• DO THIS
Find how many lines of the listing include the string "with", and report only that figure.

• AVAILABLE RECORDS
——

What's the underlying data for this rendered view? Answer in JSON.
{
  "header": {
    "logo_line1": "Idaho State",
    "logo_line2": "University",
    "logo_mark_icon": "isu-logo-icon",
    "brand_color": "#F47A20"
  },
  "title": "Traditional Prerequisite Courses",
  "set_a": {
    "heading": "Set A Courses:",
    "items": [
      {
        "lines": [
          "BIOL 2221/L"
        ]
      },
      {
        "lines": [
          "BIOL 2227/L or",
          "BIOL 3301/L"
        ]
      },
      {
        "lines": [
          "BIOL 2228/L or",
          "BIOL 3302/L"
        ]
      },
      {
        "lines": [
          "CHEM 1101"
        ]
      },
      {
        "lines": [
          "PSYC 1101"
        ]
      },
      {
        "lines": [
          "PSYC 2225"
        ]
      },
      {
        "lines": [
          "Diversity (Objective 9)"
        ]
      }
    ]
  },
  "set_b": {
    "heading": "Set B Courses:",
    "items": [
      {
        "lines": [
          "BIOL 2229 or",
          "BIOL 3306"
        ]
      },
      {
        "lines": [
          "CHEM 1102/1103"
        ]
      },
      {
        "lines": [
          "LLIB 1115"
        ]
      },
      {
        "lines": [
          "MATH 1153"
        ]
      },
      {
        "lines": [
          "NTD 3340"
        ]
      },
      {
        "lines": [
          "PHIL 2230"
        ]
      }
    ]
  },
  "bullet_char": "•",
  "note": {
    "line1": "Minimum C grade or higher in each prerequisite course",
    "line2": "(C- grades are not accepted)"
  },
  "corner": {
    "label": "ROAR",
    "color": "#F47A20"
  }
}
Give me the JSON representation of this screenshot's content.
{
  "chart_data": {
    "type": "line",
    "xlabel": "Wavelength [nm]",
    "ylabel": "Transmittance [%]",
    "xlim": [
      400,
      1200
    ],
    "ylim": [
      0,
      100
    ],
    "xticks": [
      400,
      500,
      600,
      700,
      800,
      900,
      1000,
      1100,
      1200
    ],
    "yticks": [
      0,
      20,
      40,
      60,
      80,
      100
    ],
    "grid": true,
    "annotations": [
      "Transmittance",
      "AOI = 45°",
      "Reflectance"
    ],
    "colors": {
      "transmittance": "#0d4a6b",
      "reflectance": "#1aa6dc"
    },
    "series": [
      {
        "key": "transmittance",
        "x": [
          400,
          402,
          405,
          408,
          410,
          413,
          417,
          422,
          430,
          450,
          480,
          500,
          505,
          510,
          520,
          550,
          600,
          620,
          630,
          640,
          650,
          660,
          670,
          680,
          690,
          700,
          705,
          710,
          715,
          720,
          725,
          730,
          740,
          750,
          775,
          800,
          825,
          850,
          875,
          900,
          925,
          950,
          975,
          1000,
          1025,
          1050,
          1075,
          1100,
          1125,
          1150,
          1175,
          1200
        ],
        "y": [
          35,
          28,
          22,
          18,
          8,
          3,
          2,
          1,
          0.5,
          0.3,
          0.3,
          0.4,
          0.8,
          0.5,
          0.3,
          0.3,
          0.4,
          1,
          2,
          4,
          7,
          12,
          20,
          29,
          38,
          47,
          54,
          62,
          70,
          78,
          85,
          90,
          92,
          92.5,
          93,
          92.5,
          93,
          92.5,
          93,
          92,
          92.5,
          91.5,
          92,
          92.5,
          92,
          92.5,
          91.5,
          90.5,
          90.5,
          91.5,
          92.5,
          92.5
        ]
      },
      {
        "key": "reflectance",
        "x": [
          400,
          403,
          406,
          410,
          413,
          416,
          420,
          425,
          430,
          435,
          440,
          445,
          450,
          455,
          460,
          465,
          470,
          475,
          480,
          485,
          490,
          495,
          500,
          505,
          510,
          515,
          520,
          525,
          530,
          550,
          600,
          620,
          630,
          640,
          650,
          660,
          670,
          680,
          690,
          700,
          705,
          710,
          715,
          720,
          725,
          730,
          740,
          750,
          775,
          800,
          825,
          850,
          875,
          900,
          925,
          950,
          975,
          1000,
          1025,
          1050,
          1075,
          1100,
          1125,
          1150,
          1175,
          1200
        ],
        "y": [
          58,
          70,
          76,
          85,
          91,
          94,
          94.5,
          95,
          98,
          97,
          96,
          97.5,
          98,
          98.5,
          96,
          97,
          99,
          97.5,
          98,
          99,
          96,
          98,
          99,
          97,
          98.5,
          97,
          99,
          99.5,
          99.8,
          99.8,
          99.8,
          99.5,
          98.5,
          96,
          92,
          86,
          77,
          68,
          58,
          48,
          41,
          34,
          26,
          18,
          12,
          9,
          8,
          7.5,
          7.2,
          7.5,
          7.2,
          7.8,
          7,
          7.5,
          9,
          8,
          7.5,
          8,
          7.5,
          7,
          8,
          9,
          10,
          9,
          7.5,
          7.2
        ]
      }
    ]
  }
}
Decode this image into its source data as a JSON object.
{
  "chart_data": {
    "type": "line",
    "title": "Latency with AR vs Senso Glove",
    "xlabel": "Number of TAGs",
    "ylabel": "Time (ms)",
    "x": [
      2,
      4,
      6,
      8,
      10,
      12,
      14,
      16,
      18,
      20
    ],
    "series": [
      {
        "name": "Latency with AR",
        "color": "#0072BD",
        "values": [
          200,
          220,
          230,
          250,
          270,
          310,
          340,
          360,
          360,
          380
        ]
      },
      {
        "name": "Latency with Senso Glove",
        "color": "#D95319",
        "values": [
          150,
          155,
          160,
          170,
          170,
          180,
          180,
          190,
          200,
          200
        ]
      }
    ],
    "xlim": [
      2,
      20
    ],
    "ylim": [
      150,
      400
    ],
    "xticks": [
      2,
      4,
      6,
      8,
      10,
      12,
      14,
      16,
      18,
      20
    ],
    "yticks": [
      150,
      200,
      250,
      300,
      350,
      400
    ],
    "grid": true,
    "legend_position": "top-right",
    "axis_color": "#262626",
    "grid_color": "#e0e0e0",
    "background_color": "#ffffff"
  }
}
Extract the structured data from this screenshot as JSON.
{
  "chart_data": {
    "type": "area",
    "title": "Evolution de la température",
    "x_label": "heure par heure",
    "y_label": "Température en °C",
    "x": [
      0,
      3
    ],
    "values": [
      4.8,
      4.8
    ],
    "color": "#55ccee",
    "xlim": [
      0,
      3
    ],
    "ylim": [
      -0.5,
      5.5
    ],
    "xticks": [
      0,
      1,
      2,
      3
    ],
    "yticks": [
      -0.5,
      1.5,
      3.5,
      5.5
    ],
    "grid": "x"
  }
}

——

• RESULT
3